What you are asked to do:
All of the data below should be written out exactly.

Input material:
****************************************

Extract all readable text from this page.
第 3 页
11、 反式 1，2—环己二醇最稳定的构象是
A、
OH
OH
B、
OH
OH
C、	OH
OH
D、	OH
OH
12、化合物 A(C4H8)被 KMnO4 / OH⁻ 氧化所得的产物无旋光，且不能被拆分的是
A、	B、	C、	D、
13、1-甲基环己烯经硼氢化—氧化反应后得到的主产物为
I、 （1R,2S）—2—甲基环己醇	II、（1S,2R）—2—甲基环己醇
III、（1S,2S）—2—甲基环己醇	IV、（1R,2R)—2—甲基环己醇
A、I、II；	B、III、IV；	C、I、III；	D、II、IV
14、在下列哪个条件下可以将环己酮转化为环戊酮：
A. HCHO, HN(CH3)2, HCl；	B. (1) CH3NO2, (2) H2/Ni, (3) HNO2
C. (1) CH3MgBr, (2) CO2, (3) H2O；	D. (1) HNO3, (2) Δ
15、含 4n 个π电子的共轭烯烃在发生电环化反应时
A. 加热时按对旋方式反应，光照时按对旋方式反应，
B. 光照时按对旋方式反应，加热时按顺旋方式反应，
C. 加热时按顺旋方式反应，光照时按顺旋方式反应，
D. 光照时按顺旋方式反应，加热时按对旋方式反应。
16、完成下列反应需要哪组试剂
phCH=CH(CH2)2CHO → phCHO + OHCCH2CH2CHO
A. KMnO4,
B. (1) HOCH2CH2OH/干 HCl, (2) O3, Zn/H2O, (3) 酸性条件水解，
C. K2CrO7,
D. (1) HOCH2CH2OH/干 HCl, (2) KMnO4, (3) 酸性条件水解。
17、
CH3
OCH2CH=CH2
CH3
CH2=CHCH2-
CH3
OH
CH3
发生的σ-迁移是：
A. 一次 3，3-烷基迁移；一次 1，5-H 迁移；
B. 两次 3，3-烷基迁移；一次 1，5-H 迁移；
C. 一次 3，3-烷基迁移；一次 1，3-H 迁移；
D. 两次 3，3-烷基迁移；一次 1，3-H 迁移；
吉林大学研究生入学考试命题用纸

****************************************

Answer below:
Extract all readable text from this page.
第 3 页
11、 反式 1，2—环己二醇最稳定的构象是
A、
OH
OH
B、
OH
OH
C、	OH
OH
D、	OH
OH
12、化合物 A(C4H8)被 KMnO4 / OH⁻ 氧化所得的产物无旋光，且不能被拆分的是
A、	B、	C、	D、
13、1-甲基环己烯经硼氢化—氧化反应后得到的主产物为
I、 （1R,2S）—2—甲基环己醇	II、（1S,2R）—2—甲基环己醇
III、（1S,2S）—2—甲基环己醇	IV、（1R,2R)—2—甲基环己醇
A、I、II；	B、III、IV；	C、I、III；	D、II、IV
14、在下列哪个条件下可以将环己酮转化为环戊酮：
A. HCHO, HN(CH3)2, HCl；	B. (1) CH3NO2, (2) H2/Ni, (3) HNO2
C. (1) CH3MgBr, (2) CO2, (3) H2O；	D. (1) HNO3, (2) Δ
15、含 4n 个π电子的共轭烯烃在发生电环化反应时
A. 加热时按对旋方式反应，光照时按对旋方式反应，
B. 光照时按对旋方式反应，加热时按顺旋方式反应，
C. 加热时按顺旋方式反应，光照时按顺旋方式反应，
D. 光照时按顺旋方式反应，加热时按对旋方式反应。
16、完成下列反应需要哪组试剂
phCH=CH(CH2)2CHO → phCHO + OHCCH2CH2CHO
A. KMnO4,
B. (1) HOCH2CH2OH/干 HCl, (2) O3, Zn/H2O, (3) 酸性条件水解，
C. K2CrO7,
D. (1) HOCH2CH2OH/干 HCl, (2) KMnO4, (3) 酸性条件水解。
17、
CH3
OCH2CH=CH2
CH3
CH2=CHCH2-
CH3
OH
CH3
发生的σ-迁移是：
A. 一次 3，3-烷基迁移；一次 1，5-H 迁移；
B. 两次 3，3-烷基迁移；一次 1，5-H 迁移；
C. 一次 3，3-烷基迁移；一次 1，3-H 迁移；
D. 两次 3，3-烷基迁移；一次 1，3-H 迁移；
吉林大学研究生入学考试命题用纸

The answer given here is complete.